-- Input material start --
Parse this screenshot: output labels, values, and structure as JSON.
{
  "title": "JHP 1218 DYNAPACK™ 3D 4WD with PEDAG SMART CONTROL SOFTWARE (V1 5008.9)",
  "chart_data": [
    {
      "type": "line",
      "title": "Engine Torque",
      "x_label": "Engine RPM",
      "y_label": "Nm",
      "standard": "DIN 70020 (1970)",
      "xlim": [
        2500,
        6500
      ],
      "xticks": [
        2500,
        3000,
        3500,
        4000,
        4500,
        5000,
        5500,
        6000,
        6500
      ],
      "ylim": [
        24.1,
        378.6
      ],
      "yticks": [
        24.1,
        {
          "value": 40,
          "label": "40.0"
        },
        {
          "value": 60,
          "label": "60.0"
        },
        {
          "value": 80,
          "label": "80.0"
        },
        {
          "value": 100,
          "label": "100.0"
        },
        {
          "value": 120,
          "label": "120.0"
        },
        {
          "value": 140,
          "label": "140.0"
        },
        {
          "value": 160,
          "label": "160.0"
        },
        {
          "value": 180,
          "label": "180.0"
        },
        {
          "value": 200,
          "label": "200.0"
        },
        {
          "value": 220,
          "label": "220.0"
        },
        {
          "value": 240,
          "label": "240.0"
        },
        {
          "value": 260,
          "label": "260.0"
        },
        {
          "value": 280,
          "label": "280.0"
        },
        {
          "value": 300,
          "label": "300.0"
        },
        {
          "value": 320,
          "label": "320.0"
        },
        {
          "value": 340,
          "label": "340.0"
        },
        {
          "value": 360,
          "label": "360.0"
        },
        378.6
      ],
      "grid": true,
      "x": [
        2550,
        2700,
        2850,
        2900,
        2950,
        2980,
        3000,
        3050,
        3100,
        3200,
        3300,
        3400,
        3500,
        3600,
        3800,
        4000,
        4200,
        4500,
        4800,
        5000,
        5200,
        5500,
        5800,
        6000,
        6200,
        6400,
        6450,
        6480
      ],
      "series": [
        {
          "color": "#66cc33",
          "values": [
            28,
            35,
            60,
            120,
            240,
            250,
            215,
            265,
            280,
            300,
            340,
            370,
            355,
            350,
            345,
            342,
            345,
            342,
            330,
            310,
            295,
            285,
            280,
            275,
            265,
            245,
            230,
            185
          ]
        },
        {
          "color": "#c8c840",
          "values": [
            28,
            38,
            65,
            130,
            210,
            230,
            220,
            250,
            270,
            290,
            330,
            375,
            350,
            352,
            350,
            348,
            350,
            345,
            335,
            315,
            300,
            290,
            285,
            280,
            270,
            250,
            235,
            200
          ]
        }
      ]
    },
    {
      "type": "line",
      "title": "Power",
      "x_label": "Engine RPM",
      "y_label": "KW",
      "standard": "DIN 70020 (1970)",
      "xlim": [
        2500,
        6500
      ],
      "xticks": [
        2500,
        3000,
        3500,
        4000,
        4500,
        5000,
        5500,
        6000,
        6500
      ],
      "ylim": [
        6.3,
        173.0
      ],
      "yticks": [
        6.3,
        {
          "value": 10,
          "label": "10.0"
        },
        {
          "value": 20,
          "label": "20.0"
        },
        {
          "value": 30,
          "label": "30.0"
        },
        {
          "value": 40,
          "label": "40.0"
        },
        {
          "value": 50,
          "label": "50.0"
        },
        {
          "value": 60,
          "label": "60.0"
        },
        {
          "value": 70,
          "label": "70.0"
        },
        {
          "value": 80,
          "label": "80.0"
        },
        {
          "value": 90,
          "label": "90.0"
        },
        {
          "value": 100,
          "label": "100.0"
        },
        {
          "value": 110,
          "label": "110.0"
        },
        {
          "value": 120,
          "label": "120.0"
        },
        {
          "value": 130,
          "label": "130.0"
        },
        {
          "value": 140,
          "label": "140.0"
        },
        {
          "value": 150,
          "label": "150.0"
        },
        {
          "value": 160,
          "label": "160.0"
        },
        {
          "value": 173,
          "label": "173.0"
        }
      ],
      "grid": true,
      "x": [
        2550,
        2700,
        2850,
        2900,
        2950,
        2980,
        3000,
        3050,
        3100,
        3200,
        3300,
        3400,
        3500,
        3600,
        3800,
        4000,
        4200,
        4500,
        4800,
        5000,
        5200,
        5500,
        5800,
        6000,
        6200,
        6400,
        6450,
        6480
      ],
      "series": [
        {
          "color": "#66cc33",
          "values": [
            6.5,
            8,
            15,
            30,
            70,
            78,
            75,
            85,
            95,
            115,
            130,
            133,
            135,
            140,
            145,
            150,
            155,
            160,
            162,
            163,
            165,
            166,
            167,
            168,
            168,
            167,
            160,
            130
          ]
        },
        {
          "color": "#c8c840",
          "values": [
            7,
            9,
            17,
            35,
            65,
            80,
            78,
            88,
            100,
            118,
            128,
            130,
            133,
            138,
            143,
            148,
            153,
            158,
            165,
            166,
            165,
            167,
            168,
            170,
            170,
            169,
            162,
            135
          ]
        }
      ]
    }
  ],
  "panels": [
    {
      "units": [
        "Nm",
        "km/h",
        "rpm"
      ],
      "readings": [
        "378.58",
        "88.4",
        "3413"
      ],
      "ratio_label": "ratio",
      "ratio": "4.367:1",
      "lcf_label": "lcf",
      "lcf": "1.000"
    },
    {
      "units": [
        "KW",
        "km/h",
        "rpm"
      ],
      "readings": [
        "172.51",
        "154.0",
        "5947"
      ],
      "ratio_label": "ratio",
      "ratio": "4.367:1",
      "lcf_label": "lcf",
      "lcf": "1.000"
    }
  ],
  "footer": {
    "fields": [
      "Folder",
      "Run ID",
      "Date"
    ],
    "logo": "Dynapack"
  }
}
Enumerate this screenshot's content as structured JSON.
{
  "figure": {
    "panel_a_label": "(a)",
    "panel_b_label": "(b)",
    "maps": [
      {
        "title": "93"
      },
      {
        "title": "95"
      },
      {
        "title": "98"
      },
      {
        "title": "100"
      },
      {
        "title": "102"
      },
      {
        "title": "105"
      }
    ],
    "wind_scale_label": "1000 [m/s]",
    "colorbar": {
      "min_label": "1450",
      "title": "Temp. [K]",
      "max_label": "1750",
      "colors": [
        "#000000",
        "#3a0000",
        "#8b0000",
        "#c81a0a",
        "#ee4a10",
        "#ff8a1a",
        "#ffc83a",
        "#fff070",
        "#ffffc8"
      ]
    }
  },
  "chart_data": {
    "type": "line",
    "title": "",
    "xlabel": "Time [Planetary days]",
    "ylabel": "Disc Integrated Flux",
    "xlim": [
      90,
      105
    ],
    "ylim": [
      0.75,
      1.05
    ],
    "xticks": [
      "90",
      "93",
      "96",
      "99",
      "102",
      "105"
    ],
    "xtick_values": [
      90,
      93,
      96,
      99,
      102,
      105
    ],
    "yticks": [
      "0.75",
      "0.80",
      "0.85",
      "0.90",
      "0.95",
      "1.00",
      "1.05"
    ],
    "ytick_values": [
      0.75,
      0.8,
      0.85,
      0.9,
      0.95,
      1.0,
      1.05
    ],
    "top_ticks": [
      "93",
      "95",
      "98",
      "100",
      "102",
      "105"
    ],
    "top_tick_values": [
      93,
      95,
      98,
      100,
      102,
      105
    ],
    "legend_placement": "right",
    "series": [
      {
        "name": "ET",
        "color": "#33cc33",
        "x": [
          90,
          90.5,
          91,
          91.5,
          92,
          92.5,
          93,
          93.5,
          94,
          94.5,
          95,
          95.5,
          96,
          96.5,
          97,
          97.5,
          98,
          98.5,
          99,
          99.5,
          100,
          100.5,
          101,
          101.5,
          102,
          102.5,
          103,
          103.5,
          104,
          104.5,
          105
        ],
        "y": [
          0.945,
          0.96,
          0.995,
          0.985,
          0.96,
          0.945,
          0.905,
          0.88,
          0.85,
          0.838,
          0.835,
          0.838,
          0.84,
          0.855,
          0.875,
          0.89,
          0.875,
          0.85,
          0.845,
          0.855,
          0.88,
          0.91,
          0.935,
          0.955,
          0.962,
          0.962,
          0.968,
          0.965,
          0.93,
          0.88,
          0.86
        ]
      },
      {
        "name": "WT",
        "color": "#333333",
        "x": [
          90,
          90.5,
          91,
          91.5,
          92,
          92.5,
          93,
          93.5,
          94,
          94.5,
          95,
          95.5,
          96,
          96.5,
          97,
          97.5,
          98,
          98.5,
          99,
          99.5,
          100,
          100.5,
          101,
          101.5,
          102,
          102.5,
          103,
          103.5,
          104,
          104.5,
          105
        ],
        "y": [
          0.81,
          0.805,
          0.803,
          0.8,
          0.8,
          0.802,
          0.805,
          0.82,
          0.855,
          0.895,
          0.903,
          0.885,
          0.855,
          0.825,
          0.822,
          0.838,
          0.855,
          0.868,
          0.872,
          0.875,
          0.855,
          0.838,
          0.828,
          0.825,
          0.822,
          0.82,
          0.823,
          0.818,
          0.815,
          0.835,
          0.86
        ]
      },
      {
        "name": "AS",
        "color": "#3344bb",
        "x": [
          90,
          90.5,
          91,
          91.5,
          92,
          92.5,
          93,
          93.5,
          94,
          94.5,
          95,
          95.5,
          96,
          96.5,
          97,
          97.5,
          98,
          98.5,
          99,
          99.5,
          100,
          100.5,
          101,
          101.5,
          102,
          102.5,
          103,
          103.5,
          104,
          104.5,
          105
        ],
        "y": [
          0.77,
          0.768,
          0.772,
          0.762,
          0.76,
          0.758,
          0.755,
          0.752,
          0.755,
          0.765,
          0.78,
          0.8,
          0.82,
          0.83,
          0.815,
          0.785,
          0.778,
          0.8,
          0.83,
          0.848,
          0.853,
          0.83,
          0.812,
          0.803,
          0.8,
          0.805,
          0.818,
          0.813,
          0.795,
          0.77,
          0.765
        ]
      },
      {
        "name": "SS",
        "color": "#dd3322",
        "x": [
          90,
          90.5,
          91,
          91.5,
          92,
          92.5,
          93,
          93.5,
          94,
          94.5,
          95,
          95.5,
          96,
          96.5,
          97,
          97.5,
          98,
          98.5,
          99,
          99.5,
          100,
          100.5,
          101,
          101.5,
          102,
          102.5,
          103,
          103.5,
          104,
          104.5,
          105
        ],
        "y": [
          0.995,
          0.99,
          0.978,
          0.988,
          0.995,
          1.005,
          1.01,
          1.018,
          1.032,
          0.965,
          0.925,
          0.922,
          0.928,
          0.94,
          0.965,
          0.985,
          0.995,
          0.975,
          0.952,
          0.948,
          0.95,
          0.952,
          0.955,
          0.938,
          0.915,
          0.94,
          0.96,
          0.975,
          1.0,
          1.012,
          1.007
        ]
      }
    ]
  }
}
-- Input material end --
== What you are asked to do ==
Using the data above, copy each line that contains "JSON".

== Response for this exercise ==
Parse this screenshot: output labels, values, and structure as JSON.
Enumerate this screenshot's content as structured JSON.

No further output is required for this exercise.